Gather all lines in the entries that include the word "kanzlei".

[Begin]

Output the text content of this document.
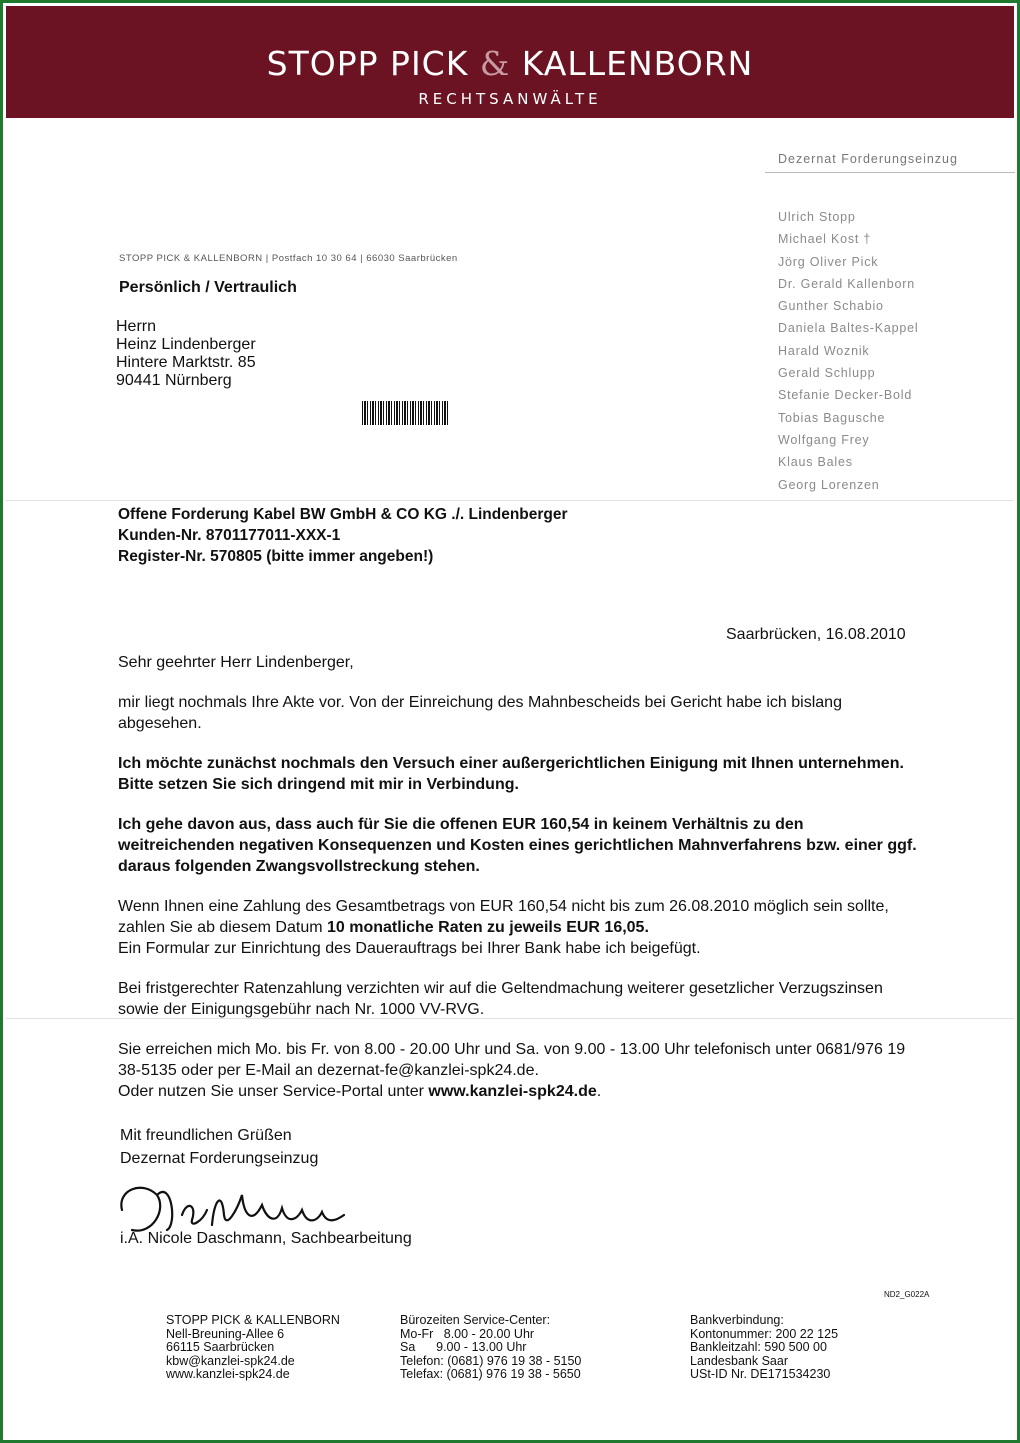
STOPP PICK & KALLENBORN
RECHTSANWÄLTE
Dezernat Forderungseinzug
Ulrich Stopp
Michael Kost †
Jörg Oliver Pick
Dr. Gerald Kallenborn
Gunther Schabio
Daniela Baltes-Kappel
Harald Woznik
Gerald Schlupp
Stefanie Decker-Bold
Tobias Bagusche
Wolfgang Frey
Klaus Bales
Georg Lorenzen
STOPP PICK & KALLENBORN | Postfach 10 30 64 | 66030 Saarbrücken
Persönlich / Vertraulich
Herrn
Heinz Lindenberger
Hintere Marktstr. 85
90441 Nürnberg
Offene Forderung Kabel BW GmbH & CO KG ./. Lindenberger
Kunden-Nr. 8701177011-XXX-1
Register-Nr. 570805 (bitte immer angeben!)
Saarbrücken, 16.08.2010

Sehr geehrter Herr Lindenberger,

mir liegt nochmals Ihre Akte vor. Von der Einreichung des Mahnbescheids bei Gericht habe ich bislang abgesehen.

Ich möchte zunächst nochmals den Versuch einer außergerichtlichen Einigung mit Ihnen unternehmen. Bitte setzen Sie sich dringend mit mir in Verbindung.

Ich gehe davon aus, dass auch für Sie die offenen EUR 160,54 in keinem Verhältnis zu den weitreichenden negativen Konsequenzen und Kosten eines gerichtlichen Mahnverfahrens bzw. einer ggf. daraus folgenden Zwangsvollstreckung stehen.

Wenn Ihnen eine Zahlung des Gesamtbetrags von EUR 160,54 nicht bis zum 26.08.2010 möglich sein sollte, zahlen Sie ab diesem Datum 10 monatliche Raten zu jeweils EUR 16,05.
Ein Formular zur Einrichtung des Dauerauftrags bei Ihrer Bank habe ich beigefügt.

Bei fristgerechter Ratenzahlung verzichten wir auf die Geltendmachung weiterer gesetzlicher Verzugszinsen sowie der Einigungsgebühr nach Nr. 1000 VV-RVG.

Sie erreichen mich Mo. bis Fr. von 8.00 - 20.00 Uhr und Sa. von 9.00 - 13.00 Uhr telefonisch unter 0681/976 19 38-5135 oder per E-Mail an dezernat-fe@kanzlei-spk24.de.
Oder nutzen Sie unser Service-Portal unter www.kanzlei-spk24.de.

Mit freundlichen Grüßen
Dezernat Forderungseinzug
i.A. Nicole Daschmann, Sachbearbeitung
ND2_G022A
STOPP PICK & KALLENBORN
Nell-Breuning-Allee 6
66115 Saarbrücken
kbw@kanzlei-spk24.de
www.kanzlei-spk24.de
Bürozeiten Service-Center:
Mo-Fr   8.00 - 20.00 Uhr
Sa      9.00 - 13.00 Uhr
Telefon: (0681) 976 19 38 - 5150
Telefax: (0681) 976 19 38 - 5650
Bankverbindung:
Kontonummer: 200 22 125
Bankleitzahl: 590 500 00
Landesbank Saar
USt-ID Nr. DE171534230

[End]

* _Correct result_
Sie erreichen mich Mo. bis Fr. von 8.00 - 20.00 Uhr und Sa. von 9.00 - 13.00 Uhr telefonisch unter 0681/976 19 38-5135 oder per E-Mail an dezernat-fe@kanzlei-spk24.de.
Oder nutzen Sie unser Service-Portal unter www.kanzlei-spk24.de.
kbw@kanzlei-spk24.de
www.kanzlei-spk24.de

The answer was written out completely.